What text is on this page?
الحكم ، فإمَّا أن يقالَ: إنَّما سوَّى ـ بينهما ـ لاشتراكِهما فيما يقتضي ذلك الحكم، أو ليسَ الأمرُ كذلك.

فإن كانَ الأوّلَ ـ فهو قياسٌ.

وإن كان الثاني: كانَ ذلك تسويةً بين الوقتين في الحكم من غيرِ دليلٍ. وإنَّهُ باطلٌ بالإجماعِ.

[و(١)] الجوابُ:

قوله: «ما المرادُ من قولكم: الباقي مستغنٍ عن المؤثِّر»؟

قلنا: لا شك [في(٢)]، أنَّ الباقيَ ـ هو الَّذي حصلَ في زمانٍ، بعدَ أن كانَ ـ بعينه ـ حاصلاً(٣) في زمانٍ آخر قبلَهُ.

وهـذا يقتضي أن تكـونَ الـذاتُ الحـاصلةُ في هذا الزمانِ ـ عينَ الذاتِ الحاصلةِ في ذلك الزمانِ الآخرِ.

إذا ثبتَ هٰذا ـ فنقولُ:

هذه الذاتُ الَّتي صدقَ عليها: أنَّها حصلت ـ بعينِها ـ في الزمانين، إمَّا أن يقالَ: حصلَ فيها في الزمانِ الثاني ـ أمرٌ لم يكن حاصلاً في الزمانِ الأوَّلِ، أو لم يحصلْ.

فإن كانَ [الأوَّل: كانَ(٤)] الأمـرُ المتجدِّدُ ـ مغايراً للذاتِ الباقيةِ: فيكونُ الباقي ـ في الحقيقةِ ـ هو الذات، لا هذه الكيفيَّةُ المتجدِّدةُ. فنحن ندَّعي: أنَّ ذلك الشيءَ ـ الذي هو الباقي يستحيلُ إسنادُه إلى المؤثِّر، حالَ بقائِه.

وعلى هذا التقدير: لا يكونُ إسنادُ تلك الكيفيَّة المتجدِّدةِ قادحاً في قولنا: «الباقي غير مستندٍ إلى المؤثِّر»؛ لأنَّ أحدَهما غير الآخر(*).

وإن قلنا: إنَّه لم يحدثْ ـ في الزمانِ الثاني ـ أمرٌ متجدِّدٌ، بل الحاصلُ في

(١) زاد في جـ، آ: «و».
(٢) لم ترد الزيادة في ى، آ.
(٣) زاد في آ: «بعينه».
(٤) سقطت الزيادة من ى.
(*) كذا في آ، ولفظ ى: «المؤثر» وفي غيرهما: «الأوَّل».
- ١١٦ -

**GIVEN TASK**: Recopy the whole listing exactly.

**FINISHED EXERCISE**:
What text is on this page?
الحكم ، فإمَّا أن يقالَ: إنَّما سوَّى ـ بينهما ـ لاشتراكِهما فيما يقتضي ذلك الحكم، أو ليسَ الأمرُ كذلك.

فإن كانَ الأوّلَ ـ فهو قياسٌ.

وإن كان الثاني: كانَ ذلك تسويةً بين الوقتين في الحكم من غيرِ دليلٍ. وإنَّهُ باطلٌ بالإجماعِ.

[و(١)] الجوابُ:

قوله: «ما المرادُ من قولكم: الباقي مستغنٍ عن المؤثِّر»؟

قلنا: لا شك [في(٢)]، أنَّ الباقيَ ـ هو الَّذي حصلَ في زمانٍ، بعدَ أن كانَ ـ بعينه ـ حاصلاً(٣) في زمانٍ آخر قبلَهُ.

وهـذا يقتضي أن تكـونَ الـذاتُ الحـاصلةُ في هذا الزمانِ ـ عينَ الذاتِ الحاصلةِ في ذلك الزمانِ الآخرِ.

إذا ثبتَ هٰذا ـ فنقولُ:

هذه الذاتُ الَّتي صدقَ عليها: أنَّها حصلت ـ بعينِها ـ في الزمانين، إمَّا أن يقالَ: حصلَ فيها في الزمانِ الثاني ـ أمرٌ لم يكن حاصلاً في الزمانِ الأوَّلِ، أو لم يحصلْ.

فإن كانَ [الأوَّل: كانَ(٤)] الأمـرُ المتجدِّدُ ـ مغايراً للذاتِ الباقيةِ: فيكونُ الباقي ـ في الحقيقةِ ـ هو الذات، لا هذه الكيفيَّةُ المتجدِّدةُ. فنحن ندَّعي: أنَّ ذلك الشيءَ ـ الذي هو الباقي يستحيلُ إسنادُه إلى المؤثِّر، حالَ بقائِه.

وعلى هذا التقدير: لا يكونُ إسنادُ تلك الكيفيَّة المتجدِّدةِ قادحاً في قولنا: «الباقي غير مستندٍ إلى المؤثِّر»؛ لأنَّ أحدَهما غير الآخر(*).

وإن قلنا: إنَّه لم يحدثْ ـ في الزمانِ الثاني ـ أمرٌ متجدِّدٌ، بل الحاصلُ في

(١) زاد في جـ، آ: «و».
(٢) لم ترد الزيادة في ى، آ.
(٣) زاد في آ: «بعينه».
(٤) سقطت الزيادة من ى.
(*) كذا في آ، ولفظ ى: «المؤثر» وفي غيرهما: «الأوَّل».
- ١١٦ -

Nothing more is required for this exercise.